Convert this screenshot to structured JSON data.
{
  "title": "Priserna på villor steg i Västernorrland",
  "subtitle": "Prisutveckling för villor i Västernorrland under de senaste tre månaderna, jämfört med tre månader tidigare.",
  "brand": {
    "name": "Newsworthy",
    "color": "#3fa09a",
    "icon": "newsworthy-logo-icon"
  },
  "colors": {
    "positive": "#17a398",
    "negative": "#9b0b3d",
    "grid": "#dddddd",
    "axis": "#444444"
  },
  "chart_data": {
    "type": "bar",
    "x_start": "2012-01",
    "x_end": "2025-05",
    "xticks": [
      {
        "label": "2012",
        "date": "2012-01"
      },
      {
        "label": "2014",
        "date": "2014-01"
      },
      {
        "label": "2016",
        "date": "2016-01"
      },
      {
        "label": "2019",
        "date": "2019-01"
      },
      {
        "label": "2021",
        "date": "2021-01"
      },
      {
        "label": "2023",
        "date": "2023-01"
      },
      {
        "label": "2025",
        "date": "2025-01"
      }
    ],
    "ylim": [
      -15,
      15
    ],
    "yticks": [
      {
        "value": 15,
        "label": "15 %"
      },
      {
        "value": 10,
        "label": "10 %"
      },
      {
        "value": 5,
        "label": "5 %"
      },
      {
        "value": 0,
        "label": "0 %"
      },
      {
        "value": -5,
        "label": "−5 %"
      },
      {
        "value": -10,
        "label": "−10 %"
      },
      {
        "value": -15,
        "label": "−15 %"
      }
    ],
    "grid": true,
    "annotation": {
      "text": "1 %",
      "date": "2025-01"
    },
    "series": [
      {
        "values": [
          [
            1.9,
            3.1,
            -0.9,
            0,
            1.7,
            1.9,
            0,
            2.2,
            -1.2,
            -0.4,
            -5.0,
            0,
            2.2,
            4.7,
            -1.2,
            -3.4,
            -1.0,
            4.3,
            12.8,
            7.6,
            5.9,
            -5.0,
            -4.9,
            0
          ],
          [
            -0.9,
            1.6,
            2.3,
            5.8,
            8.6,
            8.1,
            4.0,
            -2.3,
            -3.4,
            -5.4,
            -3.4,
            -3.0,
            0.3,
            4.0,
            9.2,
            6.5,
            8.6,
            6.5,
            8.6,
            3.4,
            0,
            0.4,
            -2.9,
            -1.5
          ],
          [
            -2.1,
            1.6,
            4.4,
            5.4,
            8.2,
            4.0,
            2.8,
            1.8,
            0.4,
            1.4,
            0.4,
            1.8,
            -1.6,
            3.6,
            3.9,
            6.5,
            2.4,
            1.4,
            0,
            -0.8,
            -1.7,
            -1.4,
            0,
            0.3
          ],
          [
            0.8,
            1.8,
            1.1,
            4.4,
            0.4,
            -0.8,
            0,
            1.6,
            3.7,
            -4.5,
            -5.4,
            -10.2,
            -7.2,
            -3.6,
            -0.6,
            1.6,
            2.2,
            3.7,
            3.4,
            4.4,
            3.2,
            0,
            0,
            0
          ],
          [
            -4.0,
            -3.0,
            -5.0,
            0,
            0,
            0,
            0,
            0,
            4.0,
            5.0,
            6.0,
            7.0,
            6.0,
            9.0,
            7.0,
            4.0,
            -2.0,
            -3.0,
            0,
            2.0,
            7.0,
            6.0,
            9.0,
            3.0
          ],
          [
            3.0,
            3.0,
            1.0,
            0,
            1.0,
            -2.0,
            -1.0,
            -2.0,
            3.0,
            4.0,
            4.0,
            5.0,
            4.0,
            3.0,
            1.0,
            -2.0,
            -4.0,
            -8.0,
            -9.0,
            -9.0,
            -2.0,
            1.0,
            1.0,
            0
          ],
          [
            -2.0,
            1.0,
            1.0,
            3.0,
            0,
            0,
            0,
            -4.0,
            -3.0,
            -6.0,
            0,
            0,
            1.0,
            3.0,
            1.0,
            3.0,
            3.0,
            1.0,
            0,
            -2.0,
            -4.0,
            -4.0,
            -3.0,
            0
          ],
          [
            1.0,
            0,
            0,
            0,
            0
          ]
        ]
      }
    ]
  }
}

*Goal:*
Look through the entries and find each line that has the string "date". Copy those lines.

*Worked solution:*
        "date": "2012-01"
        "date": "2014-01"
        "date": "2016-01"
        "date": "2019-01"
        "date": "2021-01"
        "date": "2023-01"
        "date": "2025-01"
      "date": "2025-01"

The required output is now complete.